» WHAT NEEDS TO BE DONE
Quote all of the data that follows exactly as written, skipping the images.

» THE RECORDS

[BEGIN]

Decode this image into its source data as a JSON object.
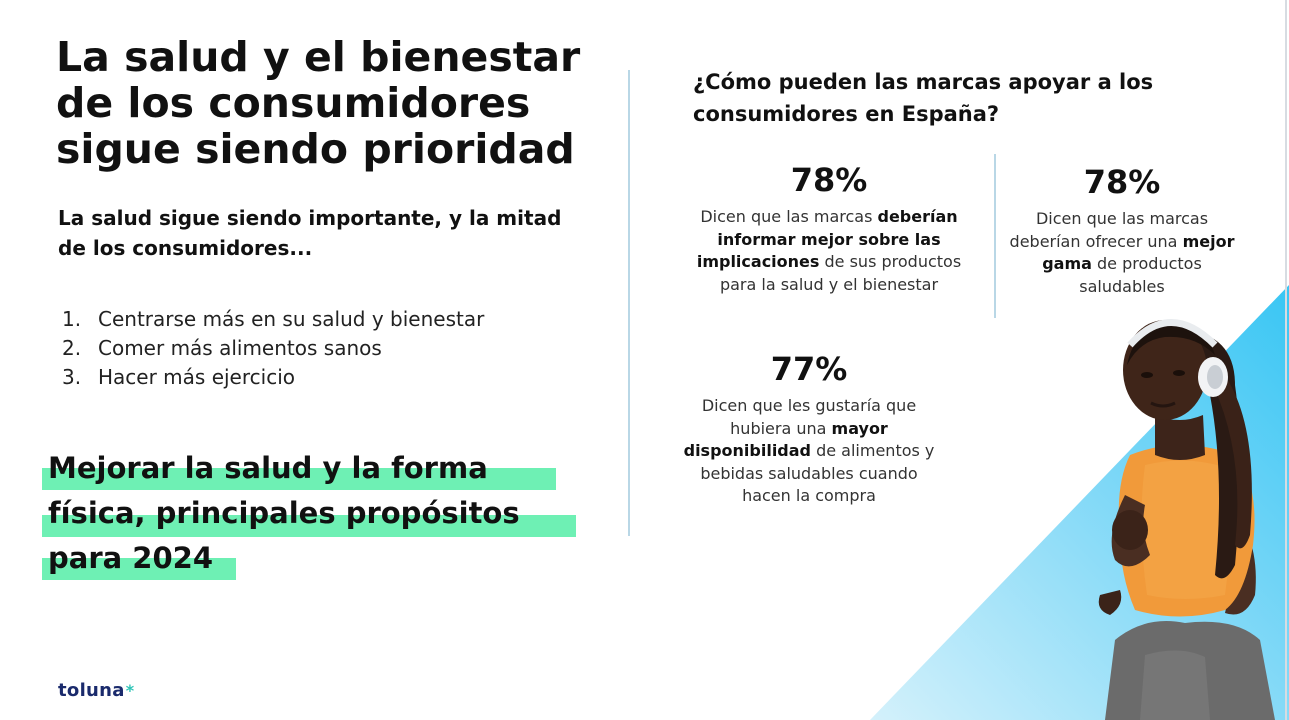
{
  "left": {
    "title": "La salud y el bienestar de los consumidores sigue siendo prioridad",
    "subtitle": "La salud sigue siendo importante, y la mitad de los consumidores...",
    "list": [
      {
        "num": "1.",
        "text": "Centrarse más en su salud y bienestar"
      },
      {
        "num": "2.",
        "text": "Comer más alimentos sanos"
      },
      {
        "num": "3.",
        "text": "Hacer más ejercicio"
      }
    ],
    "highlight_lines": [
      "Mejorar la salud y la forma",
      "física, principales propósitos",
      "para 2024"
    ],
    "highlight_color": "#6ef0b4"
  },
  "logo": {
    "text": "toluna",
    "star": "*"
  },
  "right": {
    "question": "¿Cómo pueden las marcas apoyar a los consumidores en España?",
    "stats": [
      {
        "value": "78%",
        "parts": [
          {
            "t": "Dicen que las marcas ",
            "b": false
          },
          {
            "t": "deberían informar mejor sobre las implicaciones",
            "b": true
          },
          {
            "t": " de sus productos para la salud y el bienestar",
            "b": false
          }
        ]
      },
      {
        "value": "78%",
        "parts": [
          {
            "t": "Dicen que las marcas deberían ofrecer una ",
            "b": false
          },
          {
            "t": "mejor gama",
            "b": true
          },
          {
            "t": " de productos saludables",
            "b": false
          }
        ]
      },
      {
        "value": "77%",
        "parts": [
          {
            "t": "Dicen que les gustaría que hubiera una ",
            "b": false
          },
          {
            "t": "mayor disponibilidad",
            "b": true
          },
          {
            "t": " de alimentos y bebidas saludables cuando hacen la compra",
            "b": false
          }
        ]
      }
    ]
  },
  "colors": {
    "accent_blue": "#2fc4f2",
    "divider": "#b9d7e6",
    "logo_navy": "#1a2a6c"
  },
  "image": {
    "icon": "runner-with-headphones-photo"
  }
}
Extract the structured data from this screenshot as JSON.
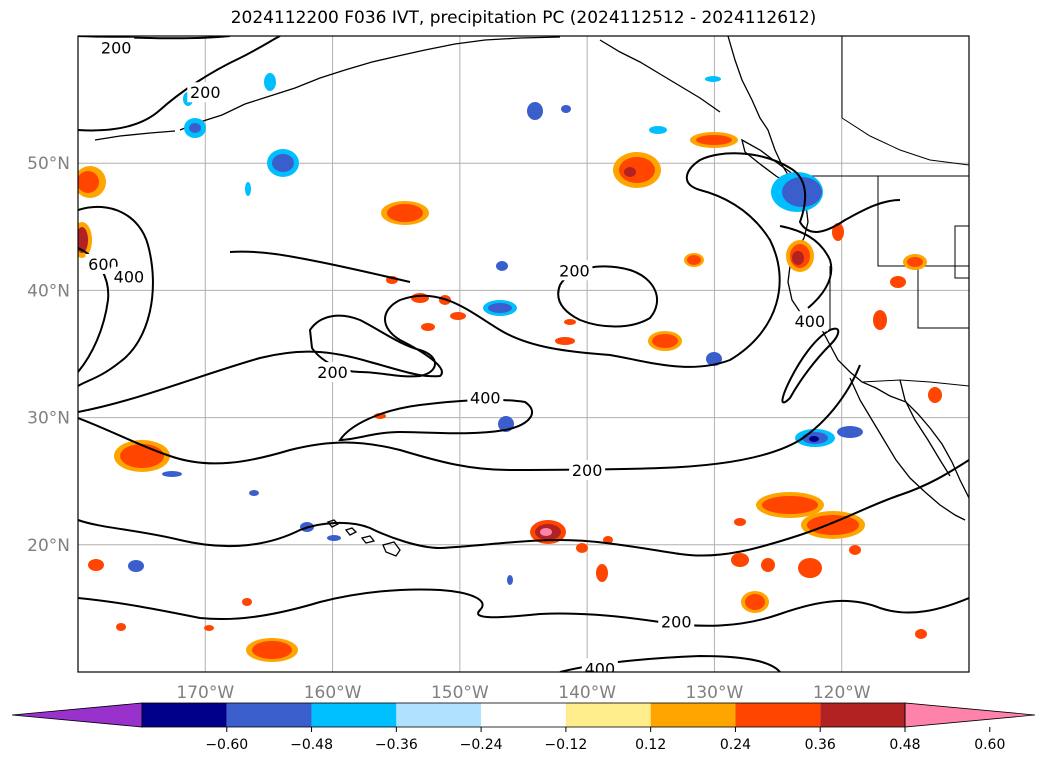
{
  "title": "2024112200 F036 IVT, precipitation PC (2024112512 - 2024112612)",
  "map": {
    "projection": "PlateCarree",
    "lon_range": [
      -180,
      -110
    ],
    "lat_range": [
      10,
      60
    ],
    "gridlines": true,
    "lat_ticks": [
      {
        "value": 20,
        "label": "20°N"
      },
      {
        "value": 30,
        "label": "30°N"
      },
      {
        "value": 40,
        "label": "40°N"
      },
      {
        "value": 50,
        "label": "50°N"
      }
    ],
    "lon_ticks": [
      {
        "value": -170,
        "label": "170°W"
      },
      {
        "value": -160,
        "label": "160°W"
      },
      {
        "value": -150,
        "label": "150°W"
      },
      {
        "value": -140,
        "label": "140°W"
      },
      {
        "value": -130,
        "label": "130°W"
      },
      {
        "value": -120,
        "label": "120°W"
      }
    ],
    "ivt_contour_labels": [
      {
        "text": "200",
        "lon": -177,
        "lat": 59
      },
      {
        "text": "200",
        "lon": -170,
        "lat": 55.5
      },
      {
        "text": "600",
        "lon": -178,
        "lat": 42
      },
      {
        "text": "400",
        "lon": -176,
        "lat": 41
      },
      {
        "text": "200",
        "lon": -141,
        "lat": 41.5
      },
      {
        "text": "200",
        "lon": -160,
        "lat": 33.5
      },
      {
        "text": "400",
        "lon": -148,
        "lat": 31.5
      },
      {
        "text": "200",
        "lon": -140,
        "lat": 25.8
      },
      {
        "text": "400",
        "lon": -122.5,
        "lat": 37.5
      },
      {
        "text": "200",
        "lon": -133,
        "lat": 13.9
      },
      {
        "text": "400",
        "lon": -139,
        "lat": 10.2
      }
    ]
  },
  "colorbar": {
    "colors": [
      "#9932cc",
      "#00008b",
      "#3a5fcd",
      "#00bfff",
      "#b0e2ff",
      "#ffffff",
      "#ffec8b",
      "#ffa500",
      "#ff4500",
      "#b22222",
      "#ff82ab"
    ],
    "ticks": [
      "−0.60",
      "−0.48",
      "−0.36",
      "−0.24",
      "−0.12",
      "0.12",
      "0.24",
      "0.36",
      "0.48",
      "0.60"
    ]
  }
}
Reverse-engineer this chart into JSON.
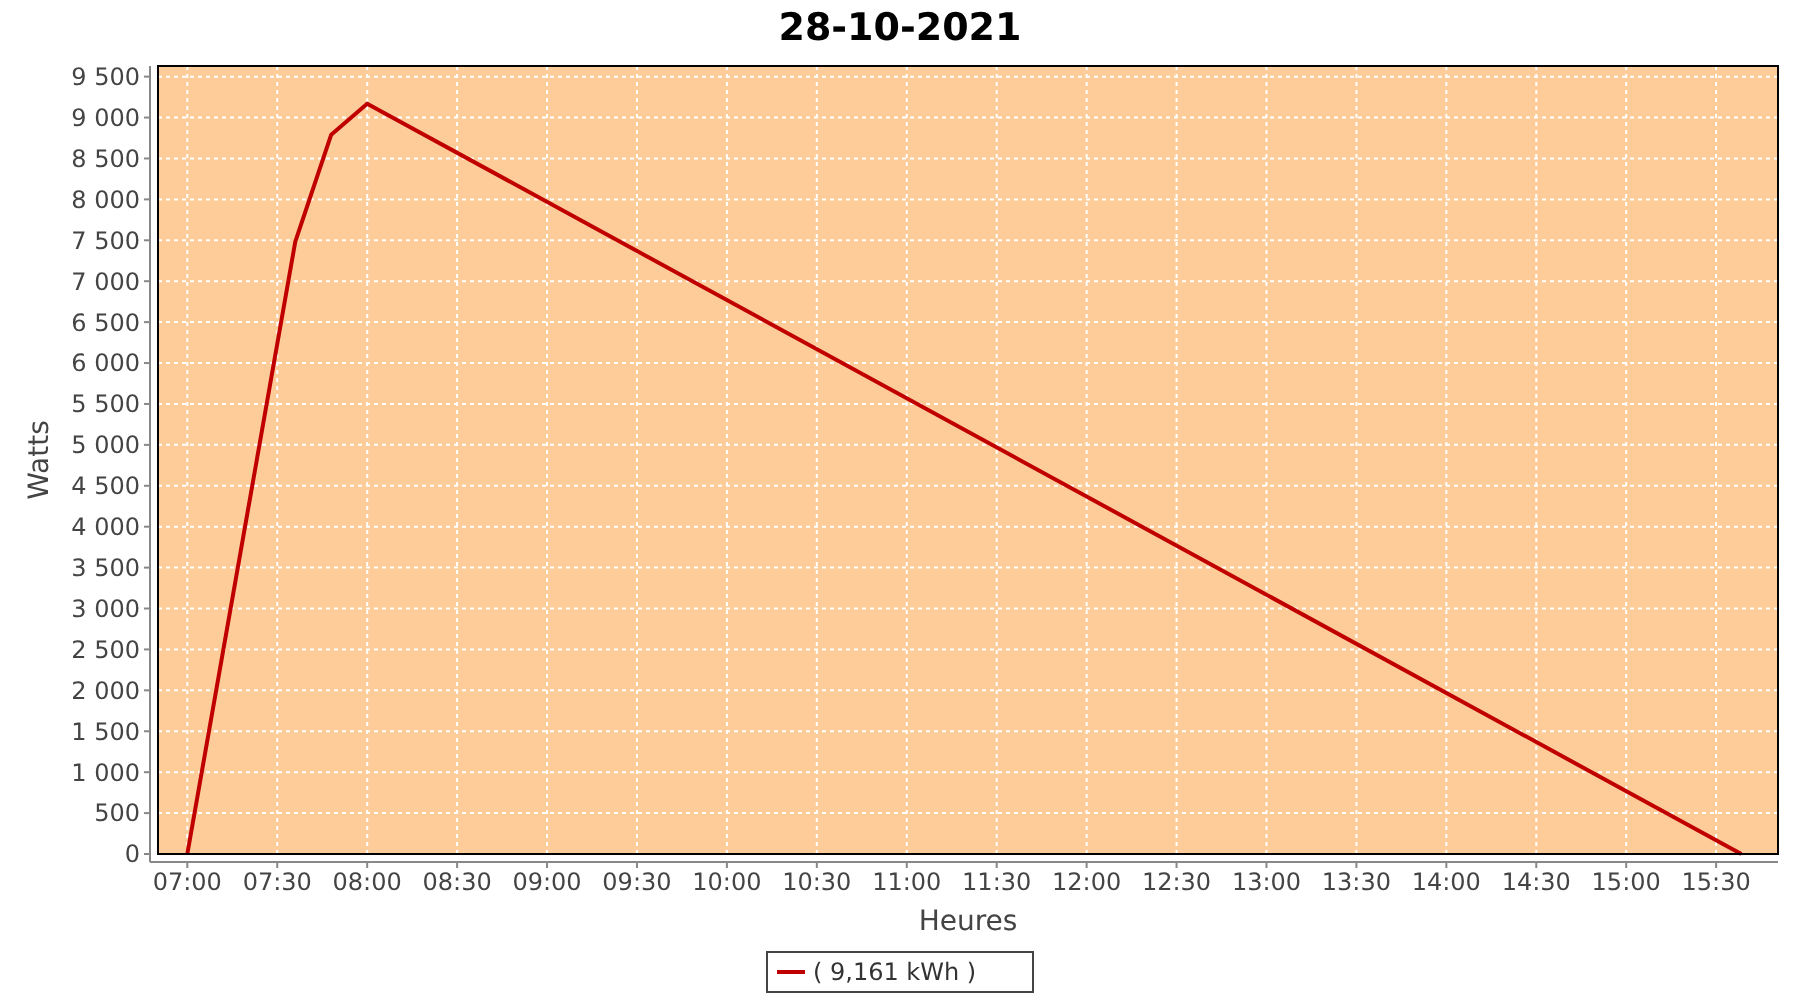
{
  "chart_data": {
    "type": "line",
    "title": "28-10-2021",
    "xlabel": "Heures",
    "ylabel": "Watts",
    "series": [
      {
        "name": "( 9,161 kWh )",
        "color": "#c00000",
        "x": [
          7.0,
          7.6,
          7.8,
          8.0,
          15.64
        ],
        "values": [
          0,
          7480,
          8790,
          9170,
          0
        ]
      }
    ],
    "xlim": [
      6.837,
      15.844
    ],
    "ylim": [
      0,
      9630
    ],
    "xticks": [
      {
        "value": 7,
        "label": "07:00"
      },
      {
        "value": 7.5,
        "label": "07:30"
      },
      {
        "value": 8,
        "label": "08:00"
      },
      {
        "value": 8.5,
        "label": "08:30"
      },
      {
        "value": 9,
        "label": "09:00"
      },
      {
        "value": 9.5,
        "label": "09:30"
      },
      {
        "value": 10,
        "label": "10:00"
      },
      {
        "value": 10.5,
        "label": "10:30"
      },
      {
        "value": 11,
        "label": "11:00"
      },
      {
        "value": 11.5,
        "label": "11:30"
      },
      {
        "value": 12,
        "label": "12:00"
      },
      {
        "value": 12.5,
        "label": "12:30"
      },
      {
        "value": 13,
        "label": "13:00"
      },
      {
        "value": 13.5,
        "label": "13:30"
      },
      {
        "value": 14,
        "label": "14:00"
      },
      {
        "value": 14.5,
        "label": "14:30"
      },
      {
        "value": 15,
        "label": "15:00"
      },
      {
        "value": 15.5,
        "label": "15:30"
      }
    ],
    "yticks": [
      0,
      500,
      {
        "value": 1000,
        "label": "1 000"
      },
      {
        "value": 1500,
        "label": "1 500"
      },
      {
        "value": 2000,
        "label": "2 000"
      },
      {
        "value": 2500,
        "label": "2 500"
      },
      {
        "value": 3000,
        "label": "3 000"
      },
      {
        "value": 3500,
        "label": "3 500"
      },
      {
        "value": 4000,
        "label": "4 000"
      },
      {
        "value": 4500,
        "label": "4 500"
      },
      {
        "value": 5000,
        "label": "5 000"
      },
      {
        "value": 5500,
        "label": "5 500"
      },
      {
        "value": 6000,
        "label": "6 000"
      },
      {
        "value": 6500,
        "label": "6 500"
      },
      {
        "value": 7000,
        "label": "7 000"
      },
      {
        "value": 7500,
        "label": "7 500"
      },
      {
        "value": 8000,
        "label": "8 000"
      },
      {
        "value": 8500,
        "label": "8 500"
      },
      {
        "value": 9000,
        "label": "9 000"
      },
      {
        "value": 9500,
        "label": "9 500"
      }
    ],
    "grid": true,
    "legend": "bottom",
    "marker": "none",
    "line_style": "solid"
  }
}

[END]

» SOLUTION
Decode this image into its source data as a JSON object.
{
  "left": {
    "title": "La salud y el bienestar de los consumidores sigue siendo prioridad",
    "subtitle": "La salud sigue siendo importante, y la mitad de los consumidores...",
    "list": [
      {
        "num": "1.",
        "text": "Centrarse más en su salud y bienestar"
      },
      {
        "num": "2.",
        "text": "Comer más alimentos sanos"
      },
      {
        "num": "3.",
        "text": "Hacer más ejercicio"
      }
    ],
    "highlight_lines": [
      "Mejorar la salud y la forma",
      "física, principales propósitos",
      "para 2024"
    ],
    "highlight_color": "#6ef0b4"
  },
  "logo": {
    "text": "toluna",
    "star": "*"
  },
  "right": {
    "question": "¿Cómo pueden las marcas apoyar a los consumidores en España?",
    "stats": [
      {
        "value": "78%",
        "parts": [
          {
            "t": "Dicen que las marcas ",
            "b": false
          },
          {
            "t": "deberían informar mejor sobre las implicaciones",
            "b": true
          },
          {
            "t": " de sus productos para la salud y el bienestar",
            "b": false
          }
        ]
      },
      {
        "value": "78%",
        "parts": [
          {
            "t": "Dicen que las marcas deberían ofrecer una ",
            "b": false
          },
          {
            "t": "mejor gama",
            "b": true
          },
          {
            "t": " de productos saludables",
            "b": false
          }
        ]
      },
      {
        "value": "77%",
        "parts": [
          {
            "t": "Dicen que les gustaría que hubiera una ",
            "b": false
          },
          {
            "t": "mayor disponibilidad",
            "b": true
          },
          {
            "t": " de alimentos y bebidas saludables cuando hacen la compra",
            "b": false
          }
        ]
      }
    ]
  },
  "colors": {
    "accent_blue": "#2fc4f2",
    "divider": "#b9d7e6",
    "logo_navy": "#1a2a6c"
  },
  "image": {
    "icon": "runner-with-headphones-photo"
  }
}
Extract the structured data from this screenshot as JSON.
{
  "title": "2024112200 F036 IVT, precipitation PC (2024112512 - 2024112612)",
  "map": {
    "projection": "PlateCarree",
    "lon_range": [
      -180,
      -110
    ],
    "lat_range": [
      10,
      60
    ],
    "gridlines": true,
    "lat_ticks": [
      {
        "value": 20,
        "label": "20°N"
      },
      {
        "value": 30,
        "label": "30°N"
      },
      {
        "value": 40,
        "label": "40°N"
      },
      {
        "value": 50,
        "label": "50°N"
      }
    ],
    "lon_ticks": [
      {
        "value": -170,
        "label": "170°W"
      },
      {
        "value": -160,
        "label": "160°W"
      },
      {
        "value": -150,
        "label": "150°W"
      },
      {
        "value": -140,
        "label": "140°W"
      },
      {
        "value": -130,
        "label": "130°W"
      },
      {
        "value": -120,
        "label": "120°W"
      }
    ],
    "ivt_contour_labels": [
      {
        "text": "200",
        "lon": -177,
        "lat": 59
      },
      {
        "text": "200",
        "lon": -170,
        "lat": 55.5
      },
      {
        "text": "600",
        "lon": -178,
        "lat": 42
      },
      {
        "text": "400",
        "lon": -176,
        "lat": 41
      },
      {
        "text": "200",
        "lon": -141,
        "lat": 41.5
      },
      {
        "text": "200",
        "lon": -160,
        "lat": 33.5
      },
      {
        "text": "400",
        "lon": -148,
        "lat": 31.5
      },
      {
        "text": "200",
        "lon": -140,
        "lat": 25.8
      },
      {
        "text": "400",
        "lon": -122.5,
        "lat": 37.5
      },
      {
        "text": "200",
        "lon": -133,
        "lat": 13.9
      },
      {
        "text": "400",
        "lon": -139,
        "lat": 10.2
      }
    ]
  },
  "colorbar": {
    "colors": [
      "#9932cc",
      "#00008b",
      "#3a5fcd",
      "#00bfff",
      "#b0e2ff",
      "#ffffff",
      "#ffec8b",
      "#ffa500",
      "#ff4500",
      "#b22222",
      "#ff82ab"
    ],
    "ticks": [
      "−0.60",
      "−0.48",
      "−0.36",
      "−0.24",
      "−0.12",
      "0.12",
      "0.24",
      "0.36",
      "0.48",
      "0.60"
    ]
  }
}
Reverse-engineer this chart into JSON.
{
  "chart_data": {
    "type": "line",
    "title": "28-10-2021",
    "xlabel": "Heures",
    "ylabel": "Watts",
    "series": [
      {
        "name": "( 9,161 kWh )",
        "color": "#c00000",
        "x": [
          7.0,
          7.6,
          7.8,
          8.0,
          15.64
        ],
        "values": [
          0,
          7480,
          8790,
          9170,
          0
        ]
      }
    ],
    "xlim": [
      6.837,
      15.844
    ],
    "ylim": [
      0,
      9630
    ],
    "xticks": [
      {
        "value": 7,
        "label": "07:00"
      },
      {
        "value": 7.5,
        "label": "07:30"
      },
      {
        "value": 8,
        "label": "08:00"
      },
      {
        "value": 8.5,
        "label": "08:30"
      },
      {
        "value": 9,
        "label": "09:00"
      },
      {
        "value": 9.5,
        "label": "09:30"
      },
      {
        "value": 10,
        "label": "10:00"
      },
      {
        "value": 10.5,
        "label": "10:30"
      },
      {
        "value": 11,
        "label": "11:00"
      },
      {
        "value": 11.5,
        "label": "11:30"
      },
      {
        "value": 12,
        "label": "12:00"
      },
      {
        "value": 12.5,
        "label": "12:30"
      },
      {
        "value": 13,
        "label": "13:00"
      },
      {
        "value": 13.5,
        "label": "13:30"
      },
      {
        "value": 14,
        "label": "14:00"
      },
      {
        "value": 14.5,
        "label": "14:30"
      },
      {
        "value": 15,
        "label": "15:00"
      },
      {
        "value": 15.5,
        "label": "15:30"
      }
    ],
    "yticks": [
      0,
      500,
      {
        "value": 1000,
        "label": "1 000"
      },
      {
        "value": 1500,
        "label": "1 500"
      },
      {
        "value": 2000,
        "label": "2 000"
      },
      {
        "value": 2500,
        "label": "2 500"
      },
      {
        "value": 3000,
        "label": "3 000"
      },
      {
        "value": 3500,
        "label": "3 500"
      },
      {
        "value": 4000,
        "label": "4 000"
      },
      {
        "value": 4500,
        "label": "4 500"
      },
      {
        "value": 5000,
        "label": "5 000"
      },
      {
        "value": 5500,
        "label": "5 500"
      },
      {
        "value": 6000,
        "label": "6 000"
      },
      {
        "value": 6500,
        "label": "6 500"
      },
      {
        "value": 7000,
        "label": "7 000"
      },
      {
        "value": 7500,
        "label": "7 500"
      },
      {
        "value": 8000,
        "label": "8 000"
      },
      {
        "value": 8500,
        "label": "8 500"
      },
      {
        "value": 9000,
        "label": "9 000"
      },
      {
        "value": 9500,
        "label": "9 500"
      }
    ],
    "grid": true,
    "legend": "bottom",
    "marker": "none",
    "line_style": "solid"
  }
}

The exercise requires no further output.